DATA FOR THIS TASK start
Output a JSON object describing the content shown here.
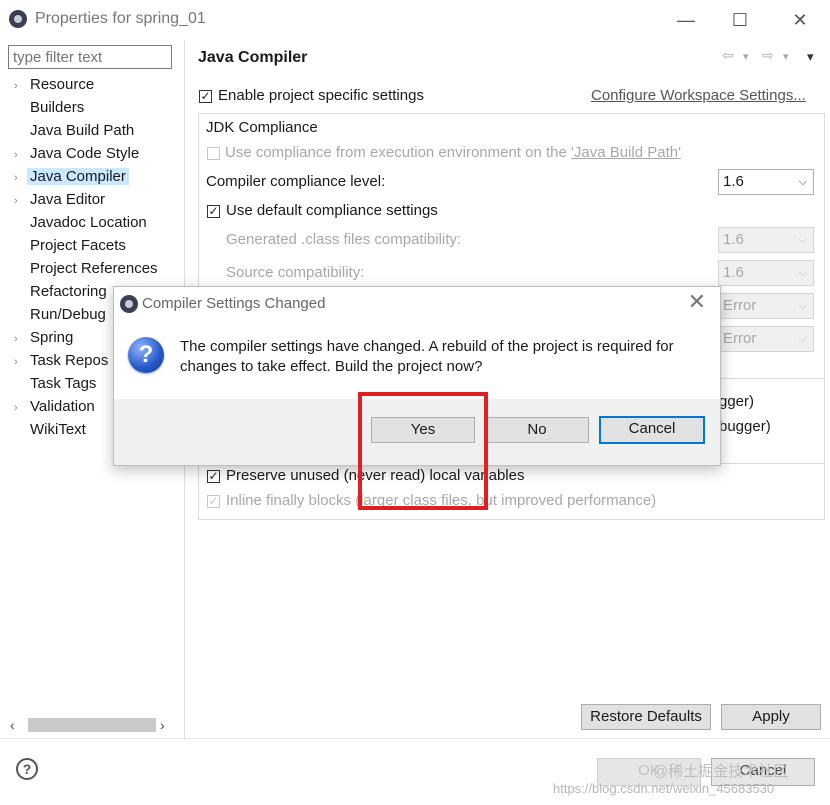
{
  "window": {
    "title": "Properties for spring_01",
    "minimize": "—",
    "maximize": "☐",
    "close": "✕"
  },
  "filter": {
    "placeholder": "type filter text"
  },
  "tree": [
    {
      "label": "Resource",
      "arrow": "›"
    },
    {
      "label": "Builders",
      "arrow": ""
    },
    {
      "label": "Java Build Path",
      "arrow": ""
    },
    {
      "label": "Java Code Style",
      "arrow": "›"
    },
    {
      "label": "Java Compiler",
      "arrow": "›",
      "selected": true
    },
    {
      "label": "Java Editor",
      "arrow": "›"
    },
    {
      "label": "Javadoc Location",
      "arrow": ""
    },
    {
      "label": "Project Facets",
      "arrow": ""
    },
    {
      "label": "Project References",
      "arrow": ""
    },
    {
      "label": "Refactoring",
      "arrow": ""
    },
    {
      "label": "Run/Debug",
      "arrow": ""
    },
    {
      "label": "Spring",
      "arrow": "›"
    },
    {
      "label": "Task Repos",
      "arrow": "›"
    },
    {
      "label": "Task Tags",
      "arrow": ""
    },
    {
      "label": "Validation",
      "arrow": "›"
    },
    {
      "label": "WikiText",
      "arrow": ""
    }
  ],
  "main": {
    "title": "Java Compiler",
    "nav": {
      "back": "⇦",
      "back_menu": "▾",
      "forward": "⇨",
      "forward_menu": "▾",
      "view_menu": "▾"
    },
    "enable_project": {
      "label": "Enable project specific settings",
      "checked": "✓"
    },
    "configure_link": "Configure Workspace Settings...",
    "jdk_group": "JDK Compliance",
    "use_compliance_prefix": "Use compliance from execution environment on the ",
    "use_compliance_link": "'Java Build Path'",
    "compliance_level": {
      "label": "Compiler compliance level:",
      "value": "1.6"
    },
    "use_default": {
      "label": "Use default compliance settings",
      "checked": "✓"
    },
    "generated_class": {
      "label": "Generated .class files compatibility:",
      "value": "1.6"
    },
    "source_compat": {
      "label": "Source compatibility:",
      "value": "1.6"
    },
    "error1": "Error",
    "error2": "Error",
    "right_fragment1": "gger)",
    "right_fragment2": "bugger)",
    "preserve_unused": {
      "label": "Preserve unused (never read) local variables",
      "checked": "✓"
    },
    "inline_finally": {
      "label": "Inline finally blocks (larger class files, but improved performance)",
      "checked": "✓"
    }
  },
  "buttons": {
    "restore_defaults": "Restore Defaults",
    "apply": "Apply",
    "ok": "OK",
    "cancel": "Cancel",
    "help": "?"
  },
  "dialog": {
    "title": "Compiler Settings Changed",
    "close": "✕",
    "icon": "?",
    "message": "The compiler settings have changed. A rebuild of the project is required for changes to take effect. Build the project now?",
    "yes": "Yes",
    "no": "No",
    "cancel": "Cancel"
  },
  "watermark": {
    "brand": "@稀土掘金技术社区",
    "url": "https://blog.csdn.net/weixin_45683530"
  },
  "colors": {
    "selection": "#cce8ff",
    "highlight_box": "#e02020",
    "default_button_border": "#0078d7"
  }
}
DATA FOR THIS TASK end
= YOUR TASK =
Gather every line from the entries above where the word "compatibility" appears, and copy them.

= ANSWER FOR THE TASK =
      "label": "Generated .class files compatibility:",
      "label": "Source compatibility:",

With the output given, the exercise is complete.